--- Material supplied ---

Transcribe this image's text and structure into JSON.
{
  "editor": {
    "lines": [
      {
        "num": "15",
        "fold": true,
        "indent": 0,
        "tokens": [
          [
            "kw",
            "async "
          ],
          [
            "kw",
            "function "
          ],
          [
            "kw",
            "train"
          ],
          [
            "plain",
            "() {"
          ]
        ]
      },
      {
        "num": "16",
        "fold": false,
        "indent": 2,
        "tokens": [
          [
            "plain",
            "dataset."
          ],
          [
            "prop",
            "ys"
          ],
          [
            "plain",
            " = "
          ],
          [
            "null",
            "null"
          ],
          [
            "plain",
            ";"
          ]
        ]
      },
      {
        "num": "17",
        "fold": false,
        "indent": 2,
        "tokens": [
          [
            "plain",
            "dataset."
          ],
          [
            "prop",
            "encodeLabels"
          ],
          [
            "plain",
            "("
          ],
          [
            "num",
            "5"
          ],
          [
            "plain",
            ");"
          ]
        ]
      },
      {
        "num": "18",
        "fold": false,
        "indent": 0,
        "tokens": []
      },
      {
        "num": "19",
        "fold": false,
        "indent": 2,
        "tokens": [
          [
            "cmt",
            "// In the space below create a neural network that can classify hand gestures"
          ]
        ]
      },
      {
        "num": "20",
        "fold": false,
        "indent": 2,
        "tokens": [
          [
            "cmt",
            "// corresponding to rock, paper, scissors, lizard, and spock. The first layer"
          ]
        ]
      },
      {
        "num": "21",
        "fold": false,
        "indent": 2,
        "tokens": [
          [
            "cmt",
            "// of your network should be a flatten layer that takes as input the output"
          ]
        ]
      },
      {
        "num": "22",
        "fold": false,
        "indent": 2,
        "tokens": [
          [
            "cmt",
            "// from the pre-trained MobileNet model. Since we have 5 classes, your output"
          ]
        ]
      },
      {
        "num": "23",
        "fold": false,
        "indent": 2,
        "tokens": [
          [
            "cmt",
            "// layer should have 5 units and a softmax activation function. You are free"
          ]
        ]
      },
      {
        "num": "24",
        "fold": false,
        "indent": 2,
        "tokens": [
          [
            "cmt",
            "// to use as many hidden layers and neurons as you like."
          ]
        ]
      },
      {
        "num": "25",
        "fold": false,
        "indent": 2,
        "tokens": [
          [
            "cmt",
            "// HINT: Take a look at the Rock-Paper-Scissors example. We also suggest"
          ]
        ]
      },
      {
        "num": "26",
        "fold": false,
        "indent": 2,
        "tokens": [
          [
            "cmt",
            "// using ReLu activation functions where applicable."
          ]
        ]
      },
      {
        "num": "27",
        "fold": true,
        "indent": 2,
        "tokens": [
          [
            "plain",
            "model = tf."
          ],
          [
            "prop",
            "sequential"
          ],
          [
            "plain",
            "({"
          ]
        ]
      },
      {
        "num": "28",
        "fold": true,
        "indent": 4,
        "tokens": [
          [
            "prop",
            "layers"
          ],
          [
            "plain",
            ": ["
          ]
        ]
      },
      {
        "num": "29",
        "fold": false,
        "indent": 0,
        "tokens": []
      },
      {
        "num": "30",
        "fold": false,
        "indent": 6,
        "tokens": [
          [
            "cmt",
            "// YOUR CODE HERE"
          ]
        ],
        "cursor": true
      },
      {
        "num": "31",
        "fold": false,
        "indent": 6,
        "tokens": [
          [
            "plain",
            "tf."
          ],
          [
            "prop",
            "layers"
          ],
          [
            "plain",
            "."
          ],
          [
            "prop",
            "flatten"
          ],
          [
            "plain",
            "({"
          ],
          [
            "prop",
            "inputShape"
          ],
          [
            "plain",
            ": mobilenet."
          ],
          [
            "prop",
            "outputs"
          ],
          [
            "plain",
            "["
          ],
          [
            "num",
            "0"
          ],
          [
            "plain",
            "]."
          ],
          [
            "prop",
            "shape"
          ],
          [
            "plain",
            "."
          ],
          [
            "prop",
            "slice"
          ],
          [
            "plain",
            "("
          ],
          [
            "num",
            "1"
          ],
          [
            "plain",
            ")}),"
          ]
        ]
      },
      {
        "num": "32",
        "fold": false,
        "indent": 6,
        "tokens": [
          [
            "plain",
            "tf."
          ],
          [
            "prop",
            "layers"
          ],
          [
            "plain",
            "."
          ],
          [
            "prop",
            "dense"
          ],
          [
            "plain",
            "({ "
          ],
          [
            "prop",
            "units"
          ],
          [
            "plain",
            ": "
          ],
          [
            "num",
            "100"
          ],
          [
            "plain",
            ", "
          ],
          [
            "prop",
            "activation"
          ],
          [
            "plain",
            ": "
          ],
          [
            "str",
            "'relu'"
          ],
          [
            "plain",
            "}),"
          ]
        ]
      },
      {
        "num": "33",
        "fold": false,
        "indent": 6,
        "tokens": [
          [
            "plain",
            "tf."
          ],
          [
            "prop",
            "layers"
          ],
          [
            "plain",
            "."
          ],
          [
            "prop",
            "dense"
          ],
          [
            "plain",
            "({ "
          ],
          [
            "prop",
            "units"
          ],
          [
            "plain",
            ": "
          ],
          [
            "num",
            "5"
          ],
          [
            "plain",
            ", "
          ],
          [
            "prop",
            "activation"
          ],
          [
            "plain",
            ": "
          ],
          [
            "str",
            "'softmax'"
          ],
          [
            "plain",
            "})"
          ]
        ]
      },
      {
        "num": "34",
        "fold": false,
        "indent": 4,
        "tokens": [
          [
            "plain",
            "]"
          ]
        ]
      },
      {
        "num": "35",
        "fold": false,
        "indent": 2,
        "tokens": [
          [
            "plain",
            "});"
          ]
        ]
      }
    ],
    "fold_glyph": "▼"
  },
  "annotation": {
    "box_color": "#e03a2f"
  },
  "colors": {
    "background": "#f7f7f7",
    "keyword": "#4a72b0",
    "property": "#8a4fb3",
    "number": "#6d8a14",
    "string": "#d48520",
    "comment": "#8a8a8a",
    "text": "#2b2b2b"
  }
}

---

* [Exercise goal]: Make an exact copy of the records.

* [Finished task]:
Transcribe this image's text and structure into JSON.
{
  "editor": {
    "lines": [
      {
        "num": "15",
        "fold": true,
        "indent": 0,
        "tokens": [
          [
            "kw",
            "async "
          ],
          [
            "kw",
            "function "
          ],
          [
            "kw",
            "train"
          ],
          [
            "plain",
            "() {"
          ]
        ]
      },
      {
        "num": "16",
        "fold": false,
        "indent": 2,
        "tokens": [
          [
            "plain",
            "dataset."
          ],
          [
            "prop",
            "ys"
          ],
          [
            "plain",
            " = "
          ],
          [
            "null",
            "null"
          ],
          [
            "plain",
            ";"
          ]
        ]
      },
      {
        "num": "17",
        "fold": false,
        "indent": 2,
        "tokens": [
          [
            "plain",
            "dataset."
          ],
          [
            "prop",
            "encodeLabels"
          ],
          [
            "plain",
            "("
          ],
          [
            "num",
            "5"
          ],
          [
            "plain",
            ");"
          ]
        ]
      },
      {
        "num": "18",
        "fold": false,
        "indent": 0,
        "tokens": []
      },
      {
        "num": "19",
        "fold": false,
        "indent": 2,
        "tokens": [
          [
            "cmt",
            "// In the space below create a neural network that can classify hand gestures"
          ]
        ]
      },
      {
        "num": "20",
        "fold": false,
        "indent": 2,
        "tokens": [
          [
            "cmt",
            "// corresponding to rock, paper, scissors, lizard, and spock. The first layer"
          ]
        ]
      },
      {
        "num": "21",
        "fold": false,
        "indent": 2,
        "tokens": [
          [
            "cmt",
            "// of your network should be a flatten layer that takes as input the output"
          ]
        ]
      },
      {
        "num": "22",
        "fold": false,
        "indent": 2,
        "tokens": [
          [
            "cmt",
            "// from the pre-trained MobileNet model. Since we have 5 classes, your output"
          ]
        ]
      },
      {
        "num": "23",
        "fold": false,
        "indent": 2,
        "tokens": [
          [
            "cmt",
            "// layer should have 5 units and a softmax activation function. You are free"
          ]
        ]
      },
      {
        "num": "24",
        "fold": false,
        "indent": 2,
        "tokens": [
          [
            "cmt",
            "// to use as many hidden layers and neurons as you like."
          ]
        ]
      },
      {
        "num": "25",
        "fold": false,
        "indent": 2,
        "tokens": [
          [
            "cmt",
            "// HINT: Take a look at the Rock-Paper-Scissors example. We also suggest"
          ]
        ]
      },
      {
        "num": "26",
        "fold": false,
        "indent": 2,
        "tokens": [
          [
            "cmt",
            "// using ReLu activation functions where applicable."
          ]
        ]
      },
      {
        "num": "27",
        "fold": true,
        "indent": 2,
        "tokens": [
          [
            "plain",
            "model = tf."
          ],
          [
            "prop",
            "sequential"
          ],
          [
            "plain",
            "({"
          ]
        ]
      },
      {
        "num": "28",
        "fold": true,
        "indent": 4,
        "tokens": [
          [
            "prop",
            "layers"
          ],
          [
            "plain",
            ": ["
          ]
        ]
      },
      {
        "num": "29",
        "fold": false,
        "indent": 0,
        "tokens": []
      },
      {
        "num": "30",
        "fold": false,
        "indent": 6,
        "tokens": [
          [
            "cmt",
            "// YOUR CODE HERE"
          ]
        ],
        "cursor": true
      },
      {
        "num": "31",
        "fold": false,
        "indent": 6,
        "tokens": [
          [
            "plain",
            "tf."
          ],
          [
            "prop",
            "layers"
          ],
          [
            "plain",
            "."
          ],
          [
            "prop",
            "flatten"
          ],
          [
            "plain",
            "({"
          ],
          [
            "prop",
            "inputShape"
          ],
          [
            "plain",
            ": mobilenet."
          ],
          [
            "prop",
            "outputs"
          ],
          [
            "plain",
            "["
          ],
          [
            "num",
            "0"
          ],
          [
            "plain",
            "]."
          ],
          [
            "prop",
            "shape"
          ],
          [
            "plain",
            "."
          ],
          [
            "prop",
            "slice"
          ],
          [
            "plain",
            "("
          ],
          [
            "num",
            "1"
          ],
          [
            "plain",
            ")}),"
          ]
        ]
      },
      {
        "num": "32",
        "fold": false,
        "indent": 6,
        "tokens": [
          [
            "plain",
            "tf."
          ],
          [
            "prop",
            "layers"
          ],
          [
            "plain",
            "."
          ],
          [
            "prop",
            "dense"
          ],
          [
            "plain",
            "({ "
          ],
          [
            "prop",
            "units"
          ],
          [
            "plain",
            ": "
          ],
          [
            "num",
            "100"
          ],
          [
            "plain",
            ", "
          ],
          [
            "prop",
            "activation"
          ],
          [
            "plain",
            ": "
          ],
          [
            "str",
            "'relu'"
          ],
          [
            "plain",
            "}),"
          ]
        ]
      },
      {
        "num": "33",
        "fold": false,
        "indent": 6,
        "tokens": [
          [
            "plain",
            "tf."
          ],
          [
            "prop",
            "layers"
          ],
          [
            "plain",
            "."
          ],
          [
            "prop",
            "dense"
          ],
          [
            "plain",
            "({ "
          ],
          [
            "prop",
            "units"
          ],
          [
            "plain",
            ": "
          ],
          [
            "num",
            "5"
          ],
          [
            "plain",
            ", "
          ],
          [
            "prop",
            "activation"
          ],
          [
            "plain",
            ": "
          ],
          [
            "str",
            "'softmax'"
          ],
          [
            "plain",
            "})"
          ]
        ]
      },
      {
        "num": "34",
        "fold": false,
        "indent": 4,
        "tokens": [
          [
            "plain",
            "]"
          ]
        ]
      },
      {
        "num": "35",
        "fold": false,
        "indent": 2,
        "tokens": [
          [
            "plain",
            "});"
          ]
        ]
      }
    ],
    "fold_glyph": "▼"
  },
  "annotation": {
    "box_color": "#e03a2f"
  },
  "colors": {
    "background": "#f7f7f7",
    "keyword": "#4a72b0",
    "property": "#8a4fb3",
    "number": "#6d8a14",
    "string": "#d48520",
    "comment": "#8a8a8a",
    "text": "#2b2b2b"
  }
}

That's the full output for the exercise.